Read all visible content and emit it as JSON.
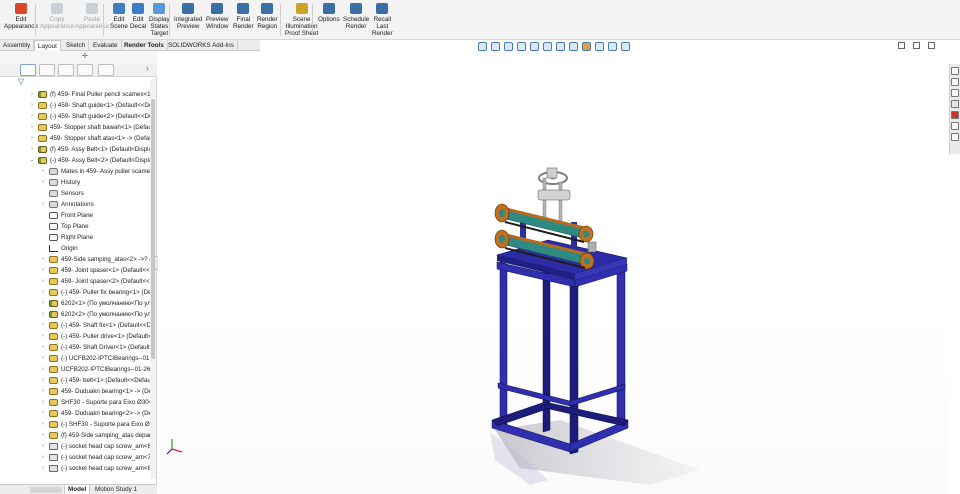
{
  "ribbon": {
    "buttons": [
      {
        "label": "Edit\nAppearance",
        "icon": "appearance-icon",
        "enabled": true
      },
      {
        "label": "Copy\nAppearance",
        "icon": "copy-appearance-icon",
        "enabled": false
      },
      {
        "label": "Paste\nAppearance",
        "icon": "paste-appearance-icon",
        "enabled": false
      },
      {
        "label": "Edit\nScene",
        "icon": "scene-icon",
        "enabled": true
      },
      {
        "label": "Edit\nDecal",
        "icon": "decal-icon",
        "enabled": true
      },
      {
        "label": "Display\nStates\nTarget",
        "icon": "display-states-icon",
        "enabled": true
      },
      {
        "label": "Integrated\nPreview",
        "icon": "integrated-preview-icon",
        "enabled": true
      },
      {
        "label": "Preview\nWindow",
        "icon": "preview-window-icon",
        "enabled": true
      },
      {
        "label": "Final\nRender",
        "icon": "final-render-icon",
        "enabled": true
      },
      {
        "label": "Render\nRegion",
        "icon": "render-region-icon",
        "enabled": true
      },
      {
        "label": "Scene\nIllumination\nProof Sheet",
        "icon": "illumination-icon",
        "enabled": true
      },
      {
        "label": "Options",
        "icon": "options-icon",
        "enabled": true
      },
      {
        "label": "Schedule\nRender",
        "icon": "schedule-render-icon",
        "enabled": true
      },
      {
        "label": "Recall\nLast\nRender",
        "icon": "recall-render-icon",
        "enabled": true
      }
    ]
  },
  "tabs": [
    "Assembly",
    "Layout",
    "Sketch",
    "Evaluate",
    "Render Tools",
    "SOLIDWORKS Add-Ins"
  ],
  "active_tab": "Layout",
  "tree": [
    {
      "label": "(f) 459- Final Puller pencil scamex<1> (D",
      "icon": "asm",
      "indent": 0,
      "arrow": "›"
    },
    {
      "label": "(-) 459- Shaft guide<1> (Default<<Defa",
      "icon": "part",
      "indent": 0,
      "arrow": "›"
    },
    {
      "label": "(-) 459- Shaft guide<2> (Default<<Defa",
      "icon": "part",
      "indent": 0,
      "arrow": "›"
    },
    {
      "label": "459- Stopper shaft bawah<1> (Default<<",
      "icon": "part",
      "indent": 0,
      "arrow": "›"
    },
    {
      "label": "459- Stopper shaft atas<1> -> (Default<",
      "icon": "part",
      "indent": 0,
      "arrow": "›"
    },
    {
      "label": "(f) 459- Assy Belt<1> (Default<Display St",
      "icon": "asm",
      "indent": 0,
      "arrow": "›"
    },
    {
      "label": "(-) 459- Assy Belt<2> (Default<Display St",
      "icon": "asm",
      "indent": 0,
      "arrow": "⌄"
    },
    {
      "label": "Mates in 459- Assy puller scamex",
      "icon": "folder",
      "indent": 1,
      "arrow": "›"
    },
    {
      "label": "History",
      "icon": "folder",
      "indent": 1,
      "arrow": "›"
    },
    {
      "label": "Sensors",
      "icon": "folder",
      "indent": 1,
      "arrow": ""
    },
    {
      "label": "Annotations",
      "icon": "folder",
      "indent": 1,
      "arrow": "›"
    },
    {
      "label": "Front Plane",
      "icon": "plane",
      "indent": 1,
      "arrow": ""
    },
    {
      "label": "Top Plane",
      "icon": "plane",
      "indent": 1,
      "arrow": ""
    },
    {
      "label": "Right Plane",
      "icon": "plane",
      "indent": 1,
      "arrow": ""
    },
    {
      "label": "Origin",
      "icon": "origin",
      "indent": 1,
      "arrow": ""
    },
    {
      "label": "459-Side samping_atas<2> ->? (Defa",
      "icon": "part",
      "indent": 1,
      "arrow": "›"
    },
    {
      "label": "459- Joint spaser<1> (Default<<Defa",
      "icon": "part",
      "indent": 1,
      "arrow": "›"
    },
    {
      "label": "459- Joint spaser<2> (Default<<Defa",
      "icon": "part",
      "indent": 1,
      "arrow": "›"
    },
    {
      "label": "(-) 459- Puller fix bearing<1> (Defau",
      "icon": "part",
      "indent": 1,
      "arrow": "›"
    },
    {
      "label": "6202<1> (По умолчанию<По ул",
      "icon": "asm",
      "indent": 1,
      "arrow": "›"
    },
    {
      "label": "6202<2> (По умолчанию<По ул",
      "icon": "asm",
      "indent": 1,
      "arrow": "›"
    },
    {
      "label": "(-) 459- Shaft fix<1> (Default<<Defa",
      "icon": "part",
      "indent": 1,
      "arrow": "›"
    },
    {
      "label": "(-) 459- Puller drive<1> (Default<<D",
      "icon": "part",
      "indent": 1,
      "arrow": "›"
    },
    {
      "label": "(-) 459- Shaft Driver<1> (Default<<D",
      "icon": "part",
      "indent": 1,
      "arrow": "›"
    },
    {
      "label": "(-) UCFB202-IPTCIBearings--01-26-2",
      "icon": "part",
      "indent": 1,
      "arrow": "›"
    },
    {
      "label": "UCFB202-IPTCIBearings--01-26-202(",
      "icon": "part",
      "indent": 1,
      "arrow": "›"
    },
    {
      "label": "(-) 459- belt<1> (Default<<Default>",
      "icon": "part",
      "indent": 1,
      "arrow": "›"
    },
    {
      "label": "459- Duduakn bearing<1> -> (Defau",
      "icon": "part",
      "indent": 1,
      "arrow": "›"
    },
    {
      "label": "SHF30 - Suporte para Eixo Ø30<1> (",
      "icon": "part",
      "indent": 1,
      "arrow": "›"
    },
    {
      "label": "459- Duduakn bearing<2> -> (Defau",
      "icon": "part",
      "indent": 1,
      "arrow": "›"
    },
    {
      "label": "(-) SHF30 - Suporte para Eixo Ø30<2",
      "icon": "part",
      "indent": 1,
      "arrow": "›"
    },
    {
      "label": "(f) 459-Side samping_atas depan<1>",
      "icon": "part",
      "indent": 1,
      "arrow": "›"
    },
    {
      "label": "(-) socket head cap screw_am<6> (E",
      "icon": "screw",
      "indent": 1,
      "arrow": "›"
    },
    {
      "label": "(-) socket head cap screw_am<7> (E",
      "icon": "screw",
      "indent": 1,
      "arrow": "›"
    },
    {
      "label": "(-) socket head cap screw_am<8> (E",
      "icon": "screw",
      "indent": 1,
      "arrow": "›"
    }
  ],
  "bottom_tabs": [
    "Model",
    "Motion Study 1"
  ],
  "colors": {
    "frame": "#2f2fb0",
    "frame_dark": "#1c1c7a",
    "plate": "#2727a0",
    "roller_body": "#2f8a83",
    "roller_end": "#b86a1f",
    "shaft": "#c9c9c9"
  }
}
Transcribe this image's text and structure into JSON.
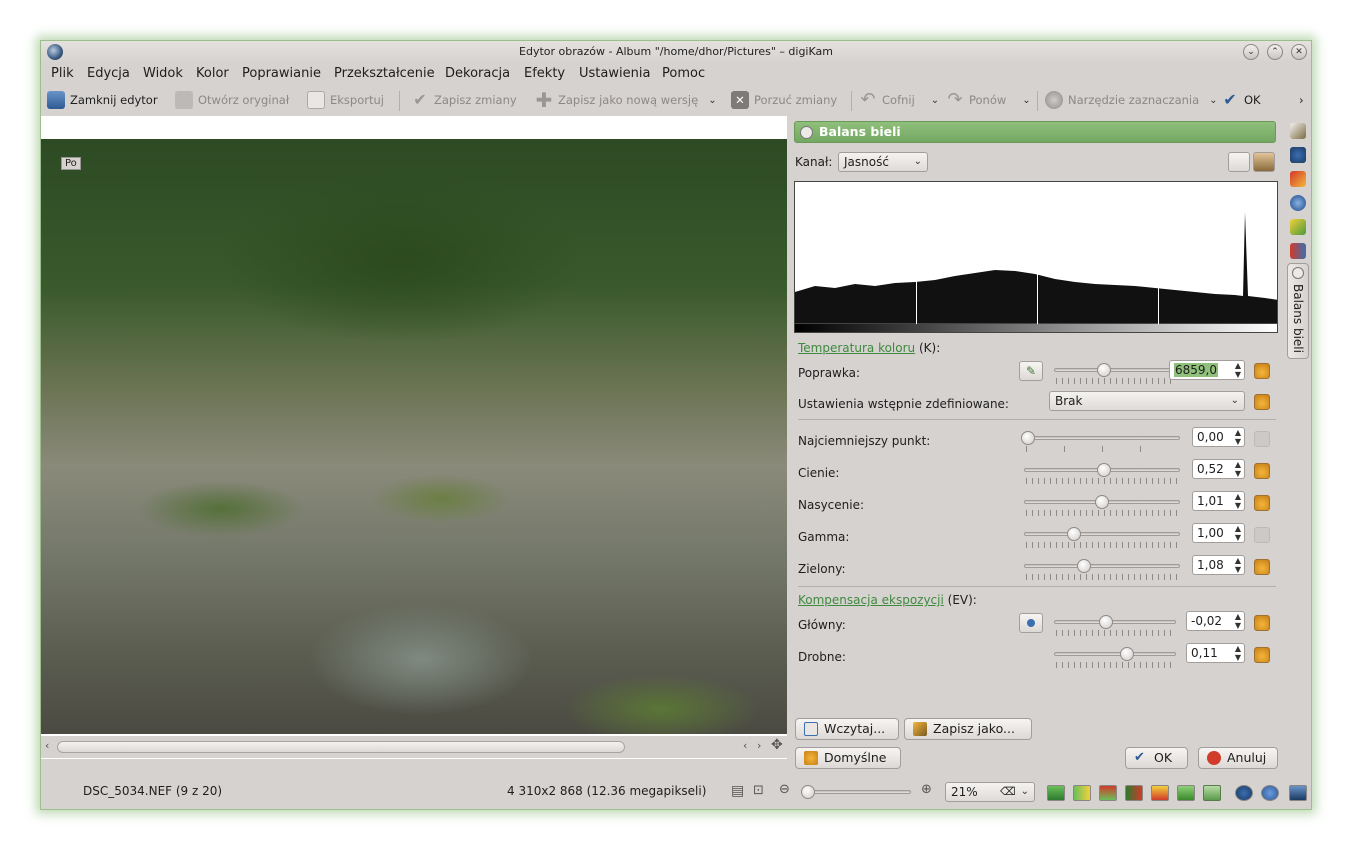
{
  "window": {
    "title": "Edytor obrazów - Album \"/home/dhor/Pictures\" – digiKam",
    "controls": [
      "chevron-down-icon",
      "chevron-up-icon",
      "close-icon"
    ]
  },
  "menu": [
    "Plik",
    "Edycja",
    "Widok",
    "Kolor",
    "Poprawianie",
    "Przekształcenie",
    "Dekoracja",
    "Efekty",
    "Ustawienia",
    "Pomoc"
  ],
  "toolbar": {
    "close_editor": "Zamknij edytor",
    "open_original": "Otwórz oryginał",
    "export": "Eksportuj",
    "save_changes": "Zapisz zmiany",
    "save_as_new_version": "Zapisz jako nową wersję",
    "discard_changes": "Porzuć zmiany",
    "undo": "Cofnij",
    "redo": "Ponów",
    "selection_tool": "Narzędzie zaznaczania",
    "ok": "OK",
    "more": "›"
  },
  "canvas": {
    "overlay_label": "Po",
    "scroll_left": "‹",
    "scroll_right": "›"
  },
  "tool": {
    "title": "Balans bieli",
    "channel_label": "Kanał:",
    "channel_value": "Jasność",
    "temperature_link": "Temperatura koloru",
    "temperature_unit": " (K):",
    "correction_label": "Poprawka:",
    "correction_value": "6859,0",
    "preset_label": "Ustawienia wstępnie zdefiniowane:",
    "preset_value": "Brak",
    "darkest_label": "Najciemniejszy punkt:",
    "darkest_value": "0,00",
    "darkest_level": 0.0,
    "shadows_label": "Cienie:",
    "shadows_value": "0,52",
    "saturation_label": "Nasycenie:",
    "saturation_value": "1,01",
    "gamma_label": "Gamma:",
    "gamma_value": "1,00",
    "green_label": "Zielony:",
    "green_value": "1,08",
    "exposure_link": "Kompensacja ekspozycji",
    "exposure_unit": " (EV):",
    "main_label": "Główny:",
    "main_value": "-0,02",
    "fine_label": "Drobne:",
    "fine_value": "0,11",
    "load_button": "Wczytaj...",
    "save_as_button": "Zapisz jako...",
    "defaults_button": "Domyślne",
    "ok_button": "OK",
    "cancel_button": "Anuluj"
  },
  "sidebar": {
    "active_tab": "Balans bieli"
  },
  "status": {
    "filename": "DSC_5034.NEF (9 z 20)",
    "dimensions": "4 310x2 868 (12.36 megapikseli)",
    "zoom_value": "21%"
  }
}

------------------------------------------------

# Requirement
Copy and report every line where the word "head" is present.

# Task output
      "label": "(-) socket head cap screw_am<6> (E",
      "label": "(-) socket head cap screw_am<7> (E",
      "label": "(-) socket head cap screw_am<8> (E",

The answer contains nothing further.